(Figure data in JSON)
....................
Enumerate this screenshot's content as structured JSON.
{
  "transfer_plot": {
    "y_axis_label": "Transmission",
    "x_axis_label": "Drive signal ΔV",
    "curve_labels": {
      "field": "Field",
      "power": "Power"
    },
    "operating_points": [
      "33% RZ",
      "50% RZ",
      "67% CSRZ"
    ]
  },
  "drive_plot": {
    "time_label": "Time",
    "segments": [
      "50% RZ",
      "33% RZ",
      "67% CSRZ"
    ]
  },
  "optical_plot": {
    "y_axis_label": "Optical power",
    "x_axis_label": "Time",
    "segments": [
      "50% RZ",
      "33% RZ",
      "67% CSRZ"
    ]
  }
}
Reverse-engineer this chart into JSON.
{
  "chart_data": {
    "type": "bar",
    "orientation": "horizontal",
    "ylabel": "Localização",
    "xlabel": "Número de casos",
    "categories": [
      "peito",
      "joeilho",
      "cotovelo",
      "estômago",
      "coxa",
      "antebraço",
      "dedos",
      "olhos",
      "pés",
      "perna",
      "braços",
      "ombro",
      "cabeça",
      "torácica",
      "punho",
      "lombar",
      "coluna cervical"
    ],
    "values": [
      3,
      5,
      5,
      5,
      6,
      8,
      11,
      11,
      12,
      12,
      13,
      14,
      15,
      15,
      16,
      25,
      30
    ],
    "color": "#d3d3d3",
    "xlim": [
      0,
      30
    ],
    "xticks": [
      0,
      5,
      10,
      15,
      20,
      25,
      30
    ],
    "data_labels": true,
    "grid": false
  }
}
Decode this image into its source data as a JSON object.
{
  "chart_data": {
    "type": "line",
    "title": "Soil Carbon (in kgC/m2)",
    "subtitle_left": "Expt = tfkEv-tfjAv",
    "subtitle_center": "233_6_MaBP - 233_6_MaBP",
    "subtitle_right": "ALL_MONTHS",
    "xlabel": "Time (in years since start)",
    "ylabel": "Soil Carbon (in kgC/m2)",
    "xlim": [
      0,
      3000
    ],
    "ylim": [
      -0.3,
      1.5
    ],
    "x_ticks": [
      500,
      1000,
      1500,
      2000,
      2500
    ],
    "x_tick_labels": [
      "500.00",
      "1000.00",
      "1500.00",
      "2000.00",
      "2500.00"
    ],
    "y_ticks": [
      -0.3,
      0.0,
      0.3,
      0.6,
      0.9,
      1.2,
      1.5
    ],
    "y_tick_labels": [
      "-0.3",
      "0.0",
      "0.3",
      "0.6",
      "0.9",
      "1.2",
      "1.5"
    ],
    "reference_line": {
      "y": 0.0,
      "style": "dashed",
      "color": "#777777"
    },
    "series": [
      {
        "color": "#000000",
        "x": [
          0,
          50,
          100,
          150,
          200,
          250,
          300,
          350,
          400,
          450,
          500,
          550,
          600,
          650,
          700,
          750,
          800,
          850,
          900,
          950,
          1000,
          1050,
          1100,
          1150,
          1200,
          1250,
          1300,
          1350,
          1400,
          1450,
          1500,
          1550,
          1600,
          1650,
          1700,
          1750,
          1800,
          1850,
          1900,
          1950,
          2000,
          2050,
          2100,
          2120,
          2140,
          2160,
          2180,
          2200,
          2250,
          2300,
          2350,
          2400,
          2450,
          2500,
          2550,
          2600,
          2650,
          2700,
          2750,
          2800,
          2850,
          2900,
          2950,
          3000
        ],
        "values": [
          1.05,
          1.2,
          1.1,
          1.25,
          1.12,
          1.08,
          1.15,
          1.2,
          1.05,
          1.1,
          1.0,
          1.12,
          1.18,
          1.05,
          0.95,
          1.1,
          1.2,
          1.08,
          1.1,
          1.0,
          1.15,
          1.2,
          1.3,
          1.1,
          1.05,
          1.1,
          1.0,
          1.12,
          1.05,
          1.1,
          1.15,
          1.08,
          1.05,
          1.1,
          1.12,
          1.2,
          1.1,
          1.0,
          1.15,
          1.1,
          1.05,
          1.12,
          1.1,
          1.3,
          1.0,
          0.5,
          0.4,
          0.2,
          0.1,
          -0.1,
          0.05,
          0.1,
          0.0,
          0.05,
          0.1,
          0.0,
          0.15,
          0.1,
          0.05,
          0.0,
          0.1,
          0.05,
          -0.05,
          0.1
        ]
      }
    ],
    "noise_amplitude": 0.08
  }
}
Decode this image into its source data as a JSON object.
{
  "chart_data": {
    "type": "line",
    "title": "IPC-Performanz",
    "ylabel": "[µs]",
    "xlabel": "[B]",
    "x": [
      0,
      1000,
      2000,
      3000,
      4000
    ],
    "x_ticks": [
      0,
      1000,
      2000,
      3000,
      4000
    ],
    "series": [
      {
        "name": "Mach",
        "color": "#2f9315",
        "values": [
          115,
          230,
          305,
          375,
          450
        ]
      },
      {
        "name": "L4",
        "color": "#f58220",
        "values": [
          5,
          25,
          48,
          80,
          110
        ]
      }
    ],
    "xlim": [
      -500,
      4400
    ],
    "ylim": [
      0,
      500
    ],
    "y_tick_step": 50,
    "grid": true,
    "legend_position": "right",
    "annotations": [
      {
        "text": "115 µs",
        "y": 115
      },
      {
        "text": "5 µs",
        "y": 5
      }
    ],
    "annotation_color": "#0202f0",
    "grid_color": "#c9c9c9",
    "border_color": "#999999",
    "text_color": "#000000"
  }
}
....................
Write out the entries above word for word.

SOLUTION TO THE PROBLEM
Enumerate this screenshot's content as structured JSON.
{
  "transfer_plot": {
    "y_axis_label": "Transmission",
    "x_axis_label": "Drive signal ΔV",
    "curve_labels": {
      "field": "Field",
      "power": "Power"
    },
    "operating_points": [
      "33% RZ",
      "50% RZ",
      "67% CSRZ"
    ]
  },
  "drive_plot": {
    "time_label": "Time",
    "segments": [
      "50% RZ",
      "33% RZ",
      "67% CSRZ"
    ]
  },
  "optical_plot": {
    "y_axis_label": "Optical power",
    "x_axis_label": "Time",
    "segments": [
      "50% RZ",
      "33% RZ",
      "67% CSRZ"
    ]
  }
}
Reverse-engineer this chart into JSON.
{
  "chart_data": {
    "type": "bar",
    "orientation": "horizontal",
    "ylabel": "Localização",
    "xlabel": "Número de casos",
    "categories": [
      "peito",
      "joeilho",
      "cotovelo",
      "estômago",
      "coxa",
      "antebraço",
      "dedos",
      "olhos",
      "pés",
      "perna",
      "braços",
      "ombro",
      "cabeça",
      "torácica",
      "punho",
      "lombar",
      "coluna cervical"
    ],
    "values": [
      3,
      5,
      5,
      5,
      6,
      8,
      11,
      11,
      12,
      12,
      13,
      14,
      15,
      15,
      16,
      25,
      30
    ],
    "color": "#d3d3d3",
    "xlim": [
      0,
      30
    ],
    "xticks": [
      0,
      5,
      10,
      15,
      20,
      25,
      30
    ],
    "data_labels": true,
    "grid": false
  }
}
Decode this image into its source data as a JSON object.
{
  "chart_data": {
    "type": "line",
    "title": "Soil Carbon (in kgC/m2)",
    "subtitle_left": "Expt = tfkEv-tfjAv",
    "subtitle_center": "233_6_MaBP - 233_6_MaBP",
    "subtitle_right": "ALL_MONTHS",
    "xlabel": "Time (in years since start)",
    "ylabel": "Soil Carbon (in kgC/m2)",
    "xlim": [
      0,
      3000
    ],
    "ylim": [
      -0.3,
      1.5
    ],
    "x_ticks": [
      500,
      1000,
      1500,
      2000,
      2500
    ],
    "x_tick_labels": [
      "500.00",
      "1000.00",
      "1500.00",
      "2000.00",
      "2500.00"
    ],
    "y_ticks": [
      -0.3,
      0.0,
      0.3,
      0.6,
      0.9,
      1.2,
      1.5
    ],
    "y_tick_labels": [
      "-0.3",
      "0.0",
      "0.3",
      "0.6",
      "0.9",
      "1.2",
      "1.5"
    ],
    "reference_line": {
      "y": 0.0,
      "style": "dashed",
      "color": "#777777"
    },
    "series": [
      {
        "color": "#000000",
        "x": [
          0,
          50,
          100,
          150,
          200,
          250,
          300,
          350,
          400,
          450,
          500,
          550,
          600,
          650,
          700,
          750,
          800,
          850,
          900,
          950,
          1000,
          1050,
          1100,
          1150,
          1200,
          1250,
          1300,
          1350,
          1400,
          1450,
          1500,
          1550,
          1600,
          1650,
          1700,
          1750,
          1800,
          1850,
          1900,
          1950,
          2000,
          2050,
          2100,
          2120,
          2140,
          2160,
          2180,
          2200,
          2250,
          2300,
          2350,
          2400,
          2450,
          2500,
          2550,
          2600,
          2650,
          2700,
          2750,
          2800,
          2850,
          2900,
          2950,
          3000
        ],
        "values": [
          1.05,
          1.2,
          1.1,
          1.25,
          1.12,
          1.08,
          1.15,
          1.2,
          1.05,
          1.1,
          1.0,
          1.12,
          1.18,
          1.05,
          0.95,
          1.1,
          1.2,
          1.08,
          1.1,
          1.0,
          1.15,
          1.2,
          1.3,
          1.1,
          1.05,
          1.1,
          1.0,
          1.12,
          1.05,
          1.1,
          1.15,
          1.08,
          1.05,
          1.1,
          1.12,
          1.2,
          1.1,
          1.0,
          1.15,
          1.1,
          1.05,
          1.12,
          1.1,
          1.3,
          1.0,
          0.5,
          0.4,
          0.2,
          0.1,
          -0.1,
          0.05,
          0.1,
          0.0,
          0.05,
          0.1,
          0.0,
          0.15,
          0.1,
          0.05,
          0.0,
          0.1,
          0.05,
          -0.05,
          0.1
        ]
      }
    ],
    "noise_amplitude": 0.08
  }
}
Decode this image into its source data as a JSON object.
{
  "chart_data": {
    "type": "line",
    "title": "IPC-Performanz",
    "ylabel": "[µs]",
    "xlabel": "[B]",
    "x": [
      0,
      1000,
      2000,
      3000,
      4000
    ],
    "x_ticks": [
      0,
      1000,
      2000,
      3000,
      4000
    ],
    "series": [
      {
        "name": "Mach",
        "color": "#2f9315",
        "values": [
          115,
          230,
          305,
          375,
          450
        ]
      },
      {
        "name": "L4",
        "color": "#f58220",
        "values": [
          5,
          25,
          48,
          80,
          110
        ]
      }
    ],
    "xlim": [
      -500,
      4400
    ],
    "ylim": [
      0,
      500
    ],
    "y_tick_step": 50,
    "grid": true,
    "legend_position": "right",
    "annotations": [
      {
        "text": "115 µs",
        "y": 115
      },
      {
        "text": "5 µs",
        "y": 5
      }
    ],
    "annotation_color": "#0202f0",
    "grid_color": "#c9c9c9",
    "border_color": "#999999",
    "text_color": "#000000"
  }
}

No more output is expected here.